→ WHAT IS ASKED
Find the word "tertiary" in the data. Return every line where it appears.

→ THE RECORDS
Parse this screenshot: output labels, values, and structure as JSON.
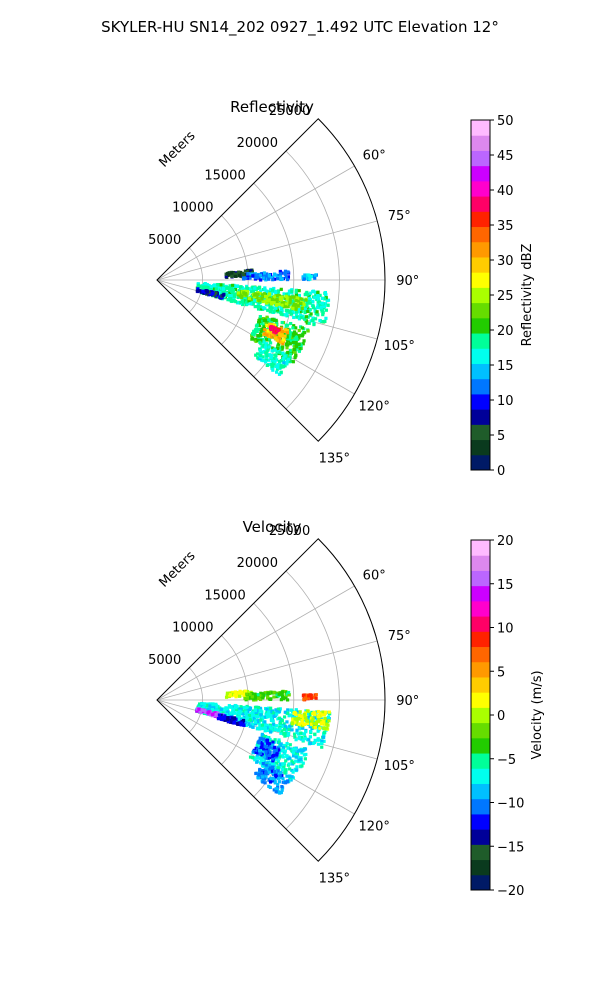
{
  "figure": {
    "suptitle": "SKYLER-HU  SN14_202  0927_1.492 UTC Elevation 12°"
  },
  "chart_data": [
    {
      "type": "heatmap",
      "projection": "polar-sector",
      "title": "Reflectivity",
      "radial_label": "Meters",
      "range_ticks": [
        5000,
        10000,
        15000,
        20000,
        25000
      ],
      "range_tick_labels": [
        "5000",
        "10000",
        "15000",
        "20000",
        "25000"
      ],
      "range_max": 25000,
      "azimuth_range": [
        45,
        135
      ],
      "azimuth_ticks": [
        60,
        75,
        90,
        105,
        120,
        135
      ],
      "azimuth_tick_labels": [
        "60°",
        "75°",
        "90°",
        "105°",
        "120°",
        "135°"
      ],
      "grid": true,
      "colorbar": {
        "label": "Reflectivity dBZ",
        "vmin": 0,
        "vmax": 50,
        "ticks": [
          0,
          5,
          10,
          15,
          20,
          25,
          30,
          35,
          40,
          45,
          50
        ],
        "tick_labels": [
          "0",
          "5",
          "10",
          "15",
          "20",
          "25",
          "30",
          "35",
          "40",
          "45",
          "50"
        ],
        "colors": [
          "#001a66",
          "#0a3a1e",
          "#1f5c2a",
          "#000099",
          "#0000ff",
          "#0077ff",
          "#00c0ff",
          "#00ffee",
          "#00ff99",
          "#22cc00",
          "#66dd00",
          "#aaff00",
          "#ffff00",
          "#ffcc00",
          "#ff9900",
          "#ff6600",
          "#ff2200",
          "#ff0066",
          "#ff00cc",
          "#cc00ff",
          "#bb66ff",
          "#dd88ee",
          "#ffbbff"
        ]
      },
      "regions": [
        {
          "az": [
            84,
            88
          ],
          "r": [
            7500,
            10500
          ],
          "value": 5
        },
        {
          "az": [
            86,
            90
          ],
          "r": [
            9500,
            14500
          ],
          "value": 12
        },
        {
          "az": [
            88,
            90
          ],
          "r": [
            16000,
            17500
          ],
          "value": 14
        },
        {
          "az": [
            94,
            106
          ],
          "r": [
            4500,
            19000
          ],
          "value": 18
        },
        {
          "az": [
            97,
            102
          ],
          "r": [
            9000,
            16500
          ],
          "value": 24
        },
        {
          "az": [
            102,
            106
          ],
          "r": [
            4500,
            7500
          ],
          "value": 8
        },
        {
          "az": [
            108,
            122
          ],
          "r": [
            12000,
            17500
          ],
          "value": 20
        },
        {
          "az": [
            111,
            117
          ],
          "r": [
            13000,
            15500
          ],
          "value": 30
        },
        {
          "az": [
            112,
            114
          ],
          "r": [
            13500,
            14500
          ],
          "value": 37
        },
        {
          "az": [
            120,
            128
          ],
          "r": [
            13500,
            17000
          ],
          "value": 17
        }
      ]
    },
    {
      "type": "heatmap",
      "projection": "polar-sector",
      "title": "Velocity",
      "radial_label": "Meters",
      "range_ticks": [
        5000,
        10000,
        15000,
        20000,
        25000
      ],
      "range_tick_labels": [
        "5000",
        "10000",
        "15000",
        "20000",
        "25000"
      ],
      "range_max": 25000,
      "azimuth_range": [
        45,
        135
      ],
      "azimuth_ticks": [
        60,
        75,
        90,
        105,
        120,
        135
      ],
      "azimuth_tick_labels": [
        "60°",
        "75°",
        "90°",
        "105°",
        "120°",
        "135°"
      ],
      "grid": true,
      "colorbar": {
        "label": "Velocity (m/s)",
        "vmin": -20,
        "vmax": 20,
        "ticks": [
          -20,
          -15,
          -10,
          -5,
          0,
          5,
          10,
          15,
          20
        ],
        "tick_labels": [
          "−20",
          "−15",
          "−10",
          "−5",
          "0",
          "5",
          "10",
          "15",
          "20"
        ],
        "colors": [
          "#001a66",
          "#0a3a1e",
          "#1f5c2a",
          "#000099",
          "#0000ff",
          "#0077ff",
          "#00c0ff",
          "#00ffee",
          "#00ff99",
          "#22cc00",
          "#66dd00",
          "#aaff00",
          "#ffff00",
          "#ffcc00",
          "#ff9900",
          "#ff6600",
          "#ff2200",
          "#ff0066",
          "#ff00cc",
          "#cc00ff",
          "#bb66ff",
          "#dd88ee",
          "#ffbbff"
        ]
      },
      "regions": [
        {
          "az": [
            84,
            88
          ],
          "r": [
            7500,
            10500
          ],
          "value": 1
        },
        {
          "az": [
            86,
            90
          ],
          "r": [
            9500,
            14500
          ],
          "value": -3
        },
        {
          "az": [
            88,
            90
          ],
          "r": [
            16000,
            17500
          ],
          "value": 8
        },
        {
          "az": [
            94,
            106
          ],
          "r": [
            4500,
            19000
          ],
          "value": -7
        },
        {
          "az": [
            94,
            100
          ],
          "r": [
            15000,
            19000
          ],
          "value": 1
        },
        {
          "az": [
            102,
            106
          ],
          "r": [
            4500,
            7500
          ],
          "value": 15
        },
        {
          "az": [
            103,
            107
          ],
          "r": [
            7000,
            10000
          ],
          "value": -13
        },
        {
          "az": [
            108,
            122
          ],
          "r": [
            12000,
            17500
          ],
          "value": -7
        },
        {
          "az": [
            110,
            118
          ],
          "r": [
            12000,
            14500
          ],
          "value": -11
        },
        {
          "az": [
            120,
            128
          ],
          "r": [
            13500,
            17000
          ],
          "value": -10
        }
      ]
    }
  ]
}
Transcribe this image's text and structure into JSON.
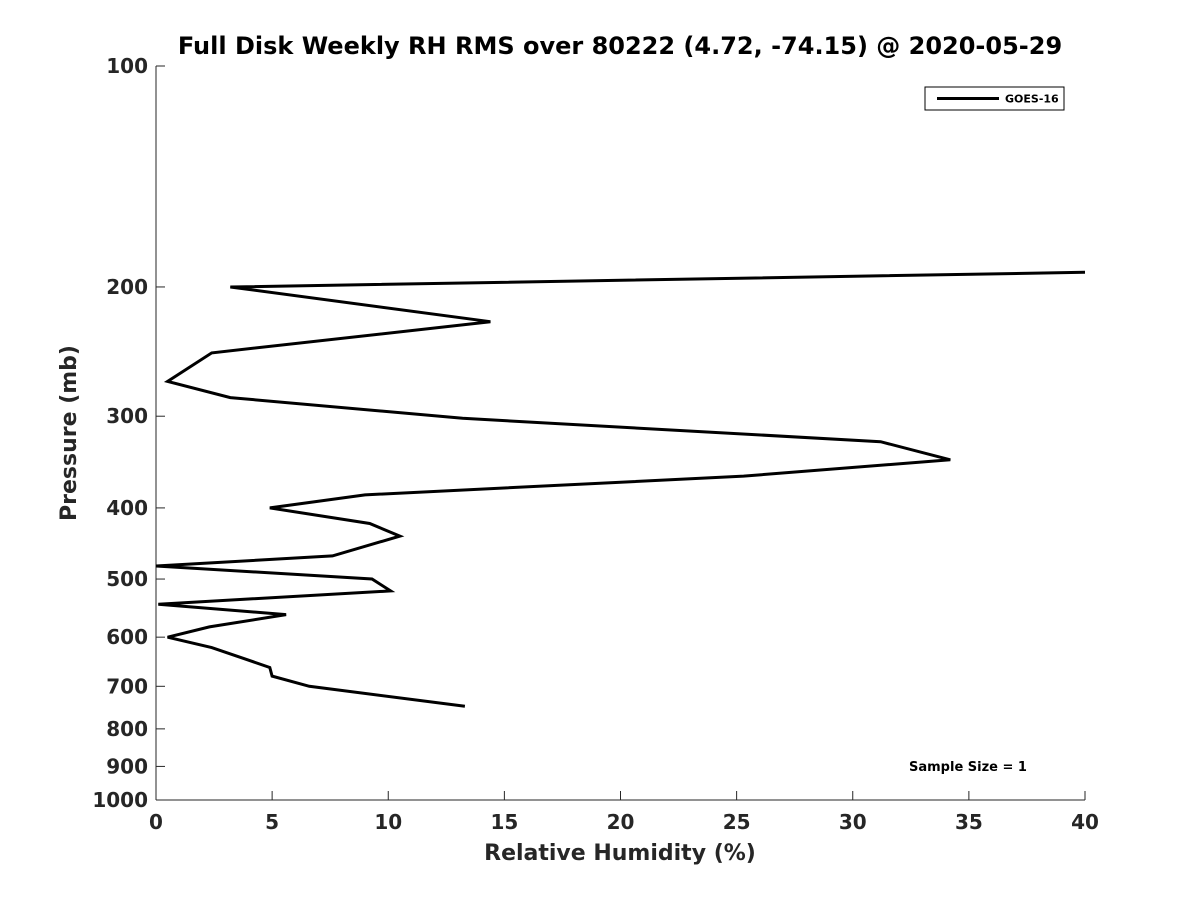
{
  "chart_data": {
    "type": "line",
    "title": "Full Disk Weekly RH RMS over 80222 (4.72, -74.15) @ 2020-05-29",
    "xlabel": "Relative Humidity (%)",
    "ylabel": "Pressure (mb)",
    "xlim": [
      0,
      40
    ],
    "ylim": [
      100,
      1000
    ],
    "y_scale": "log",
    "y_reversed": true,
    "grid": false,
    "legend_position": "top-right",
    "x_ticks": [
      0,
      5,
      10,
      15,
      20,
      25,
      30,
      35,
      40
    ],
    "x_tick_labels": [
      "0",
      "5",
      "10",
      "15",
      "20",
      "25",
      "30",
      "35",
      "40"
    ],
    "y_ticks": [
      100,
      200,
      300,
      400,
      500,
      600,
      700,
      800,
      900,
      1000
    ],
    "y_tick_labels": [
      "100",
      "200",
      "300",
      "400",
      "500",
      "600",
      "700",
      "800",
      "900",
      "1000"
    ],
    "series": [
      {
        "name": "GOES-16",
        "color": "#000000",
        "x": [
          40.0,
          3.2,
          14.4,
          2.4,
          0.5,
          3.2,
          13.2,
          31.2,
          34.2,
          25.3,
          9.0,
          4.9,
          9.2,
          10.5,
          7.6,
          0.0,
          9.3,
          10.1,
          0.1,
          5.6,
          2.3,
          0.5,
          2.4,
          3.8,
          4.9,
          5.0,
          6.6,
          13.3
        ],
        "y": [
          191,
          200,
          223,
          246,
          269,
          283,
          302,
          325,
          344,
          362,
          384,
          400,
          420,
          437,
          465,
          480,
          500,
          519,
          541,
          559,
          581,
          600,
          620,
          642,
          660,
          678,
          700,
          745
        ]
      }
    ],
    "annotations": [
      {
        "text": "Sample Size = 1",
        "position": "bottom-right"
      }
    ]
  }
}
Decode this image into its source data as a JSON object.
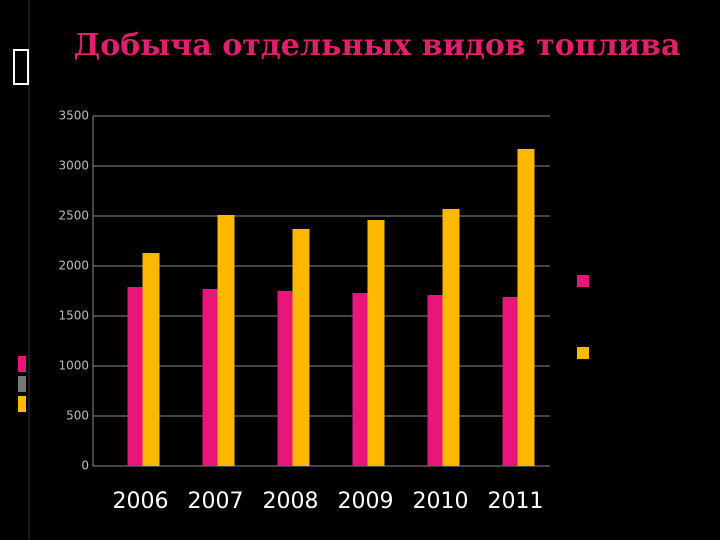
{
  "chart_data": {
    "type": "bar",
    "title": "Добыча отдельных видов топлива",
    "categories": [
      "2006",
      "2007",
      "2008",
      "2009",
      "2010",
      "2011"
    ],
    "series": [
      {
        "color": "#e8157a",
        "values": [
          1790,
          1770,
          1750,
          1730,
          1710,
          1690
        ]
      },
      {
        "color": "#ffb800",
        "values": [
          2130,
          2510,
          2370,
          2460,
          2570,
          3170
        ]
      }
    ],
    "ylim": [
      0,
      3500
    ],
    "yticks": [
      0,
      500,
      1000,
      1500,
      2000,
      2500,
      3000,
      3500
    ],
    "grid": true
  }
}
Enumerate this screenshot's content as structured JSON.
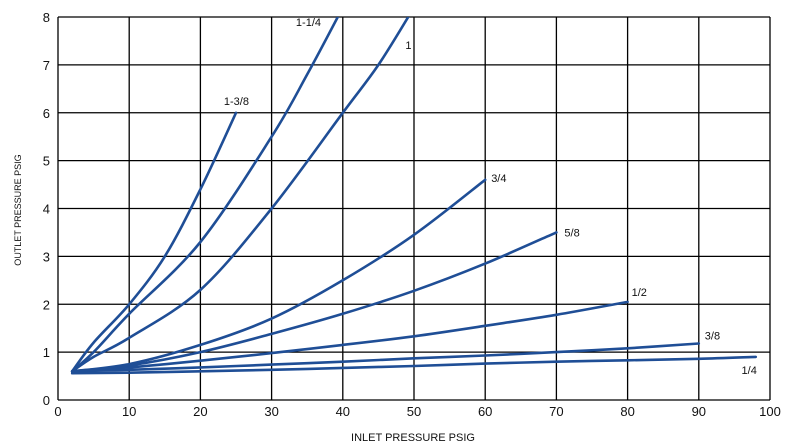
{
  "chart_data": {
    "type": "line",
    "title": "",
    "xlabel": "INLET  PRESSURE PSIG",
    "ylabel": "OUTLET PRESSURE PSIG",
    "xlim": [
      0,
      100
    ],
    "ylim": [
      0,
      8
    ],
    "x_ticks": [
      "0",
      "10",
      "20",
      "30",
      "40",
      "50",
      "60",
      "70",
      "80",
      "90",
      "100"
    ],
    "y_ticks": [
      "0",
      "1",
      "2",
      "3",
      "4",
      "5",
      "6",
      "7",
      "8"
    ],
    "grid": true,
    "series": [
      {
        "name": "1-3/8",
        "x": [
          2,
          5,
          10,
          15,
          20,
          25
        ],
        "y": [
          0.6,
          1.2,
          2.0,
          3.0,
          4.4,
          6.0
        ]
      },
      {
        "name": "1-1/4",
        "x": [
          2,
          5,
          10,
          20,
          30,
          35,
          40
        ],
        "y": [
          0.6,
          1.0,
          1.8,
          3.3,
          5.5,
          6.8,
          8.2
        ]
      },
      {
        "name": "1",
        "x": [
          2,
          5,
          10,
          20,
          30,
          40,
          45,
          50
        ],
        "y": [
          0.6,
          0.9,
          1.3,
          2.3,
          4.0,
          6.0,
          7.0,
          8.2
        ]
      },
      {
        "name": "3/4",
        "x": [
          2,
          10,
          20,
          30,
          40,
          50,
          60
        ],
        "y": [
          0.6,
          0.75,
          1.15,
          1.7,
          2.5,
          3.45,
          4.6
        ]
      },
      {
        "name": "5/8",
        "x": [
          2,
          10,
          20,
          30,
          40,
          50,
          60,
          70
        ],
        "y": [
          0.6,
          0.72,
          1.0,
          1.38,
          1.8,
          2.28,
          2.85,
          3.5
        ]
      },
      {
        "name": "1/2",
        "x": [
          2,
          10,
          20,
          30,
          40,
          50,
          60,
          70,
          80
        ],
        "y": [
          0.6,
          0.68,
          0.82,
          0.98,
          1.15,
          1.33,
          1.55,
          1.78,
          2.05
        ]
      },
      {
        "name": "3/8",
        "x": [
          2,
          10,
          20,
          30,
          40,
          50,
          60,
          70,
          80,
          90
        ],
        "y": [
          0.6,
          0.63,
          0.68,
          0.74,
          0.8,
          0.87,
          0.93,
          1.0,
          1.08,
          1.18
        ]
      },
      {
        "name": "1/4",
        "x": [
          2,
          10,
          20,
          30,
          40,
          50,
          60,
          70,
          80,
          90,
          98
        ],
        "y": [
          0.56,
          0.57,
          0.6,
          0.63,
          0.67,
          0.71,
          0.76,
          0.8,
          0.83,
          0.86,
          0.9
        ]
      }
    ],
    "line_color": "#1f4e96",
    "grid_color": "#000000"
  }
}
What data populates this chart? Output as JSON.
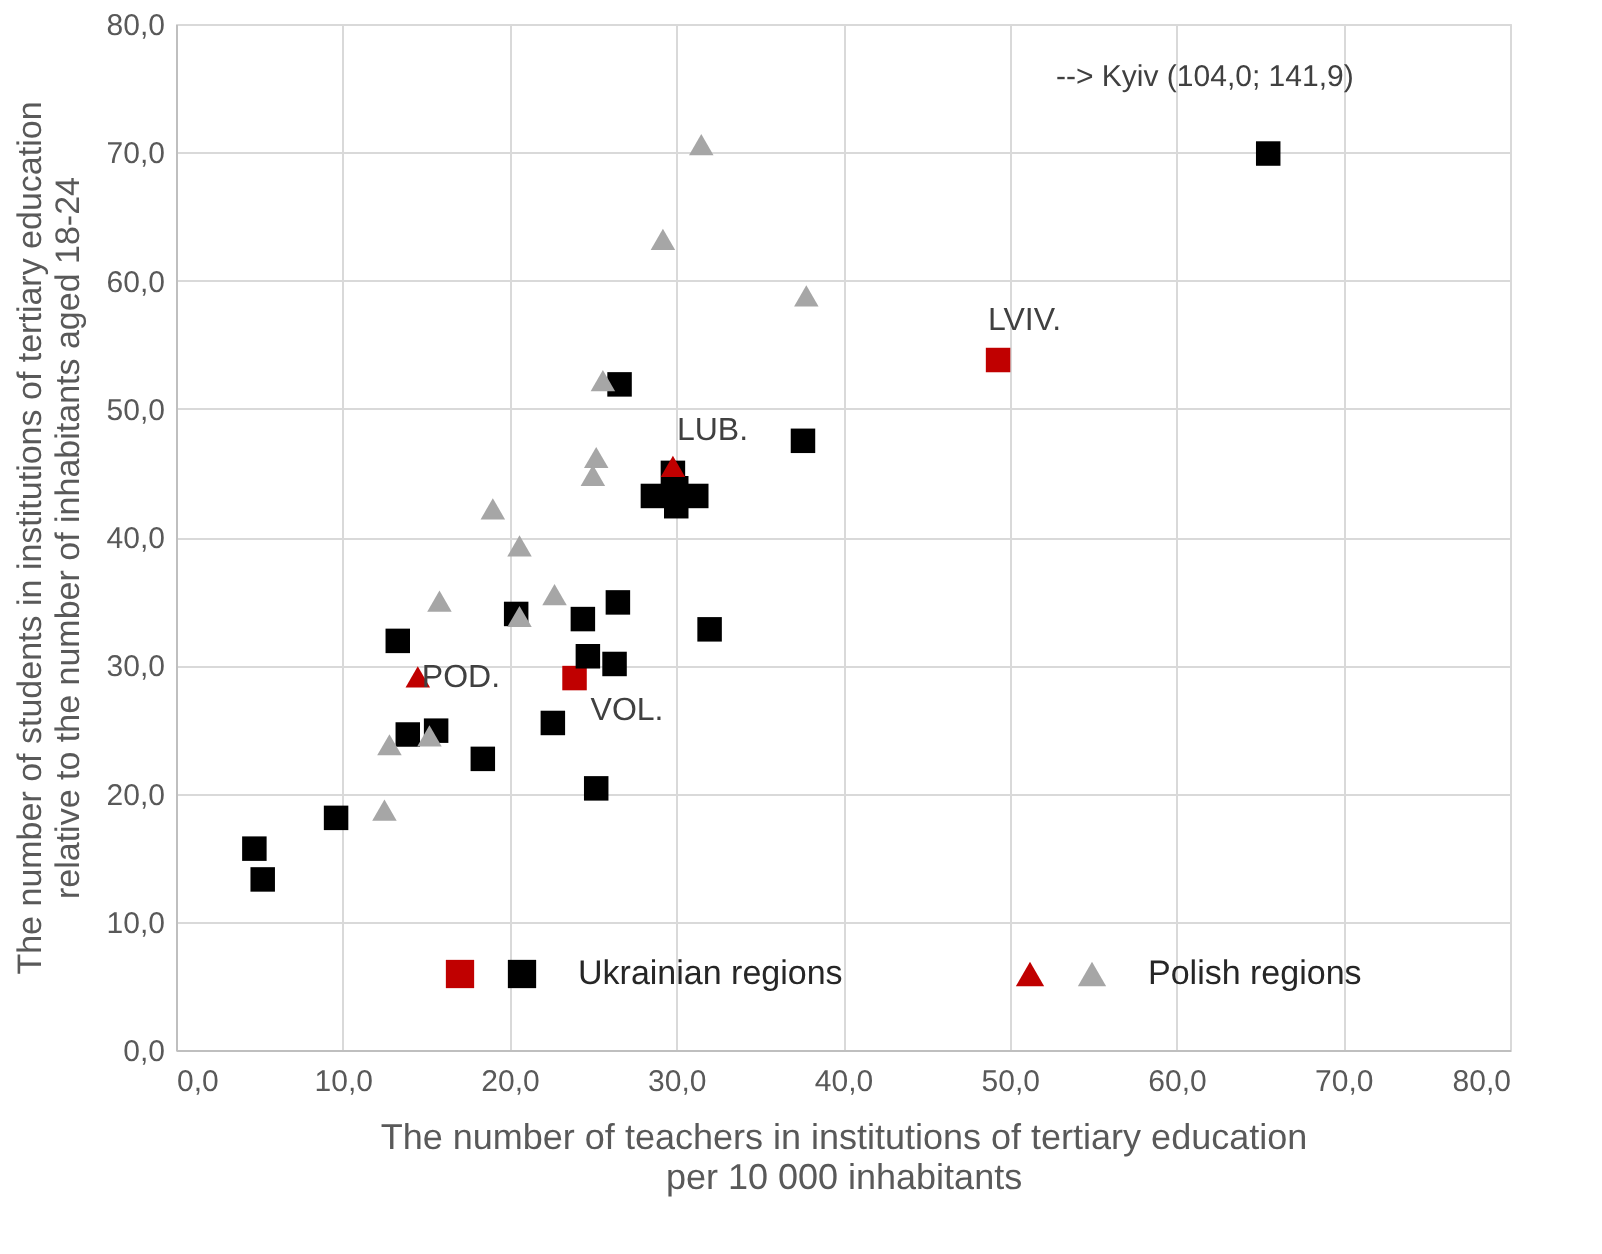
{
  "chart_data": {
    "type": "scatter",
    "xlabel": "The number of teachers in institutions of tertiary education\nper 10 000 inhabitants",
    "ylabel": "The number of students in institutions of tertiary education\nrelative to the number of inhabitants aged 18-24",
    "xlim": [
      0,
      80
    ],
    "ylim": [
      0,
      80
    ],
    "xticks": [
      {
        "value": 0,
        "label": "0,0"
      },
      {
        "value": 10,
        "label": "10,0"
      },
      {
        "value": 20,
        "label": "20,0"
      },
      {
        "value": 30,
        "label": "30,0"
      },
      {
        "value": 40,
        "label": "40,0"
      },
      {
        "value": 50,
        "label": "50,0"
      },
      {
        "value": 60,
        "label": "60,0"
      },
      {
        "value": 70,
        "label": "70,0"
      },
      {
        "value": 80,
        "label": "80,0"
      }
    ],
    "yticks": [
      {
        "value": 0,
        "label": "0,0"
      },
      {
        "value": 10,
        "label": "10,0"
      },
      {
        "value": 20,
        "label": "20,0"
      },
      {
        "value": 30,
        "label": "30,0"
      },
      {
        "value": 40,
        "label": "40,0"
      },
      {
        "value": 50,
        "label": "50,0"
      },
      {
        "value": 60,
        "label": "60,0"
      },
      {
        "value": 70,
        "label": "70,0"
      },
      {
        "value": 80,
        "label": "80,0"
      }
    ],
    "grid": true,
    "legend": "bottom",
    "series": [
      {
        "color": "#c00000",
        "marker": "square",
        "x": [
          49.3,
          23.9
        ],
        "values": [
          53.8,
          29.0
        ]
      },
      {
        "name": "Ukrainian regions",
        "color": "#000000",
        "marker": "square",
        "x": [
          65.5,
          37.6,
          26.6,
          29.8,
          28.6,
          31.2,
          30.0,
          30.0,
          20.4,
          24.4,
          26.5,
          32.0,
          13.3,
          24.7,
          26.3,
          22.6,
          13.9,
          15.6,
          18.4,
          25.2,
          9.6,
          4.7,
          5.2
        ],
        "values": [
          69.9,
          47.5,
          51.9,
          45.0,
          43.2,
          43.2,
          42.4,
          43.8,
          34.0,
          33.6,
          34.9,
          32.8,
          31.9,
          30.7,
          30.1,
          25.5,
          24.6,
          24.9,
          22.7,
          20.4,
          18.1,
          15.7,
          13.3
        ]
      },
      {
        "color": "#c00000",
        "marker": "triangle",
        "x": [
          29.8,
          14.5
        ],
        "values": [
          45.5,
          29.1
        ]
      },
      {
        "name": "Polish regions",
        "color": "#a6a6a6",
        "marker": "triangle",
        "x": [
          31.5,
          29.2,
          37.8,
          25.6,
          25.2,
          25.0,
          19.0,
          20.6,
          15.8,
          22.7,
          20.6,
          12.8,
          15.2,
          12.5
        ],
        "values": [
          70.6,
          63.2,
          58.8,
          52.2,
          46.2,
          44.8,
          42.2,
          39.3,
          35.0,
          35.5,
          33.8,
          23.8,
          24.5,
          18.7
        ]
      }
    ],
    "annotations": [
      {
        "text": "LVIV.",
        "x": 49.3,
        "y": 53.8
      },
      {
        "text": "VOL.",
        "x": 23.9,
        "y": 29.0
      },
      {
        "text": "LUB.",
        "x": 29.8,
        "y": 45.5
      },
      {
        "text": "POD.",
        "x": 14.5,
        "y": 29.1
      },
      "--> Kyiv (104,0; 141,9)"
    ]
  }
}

→ EXERCISE ANSWER
    "xlabel": "The number of teachers in institutions of tertiary education\nper 10 000 inhabitants",
    "ylabel": "The number of students in institutions of tertiary education\nrelative to the number of inhabitants aged 18-24",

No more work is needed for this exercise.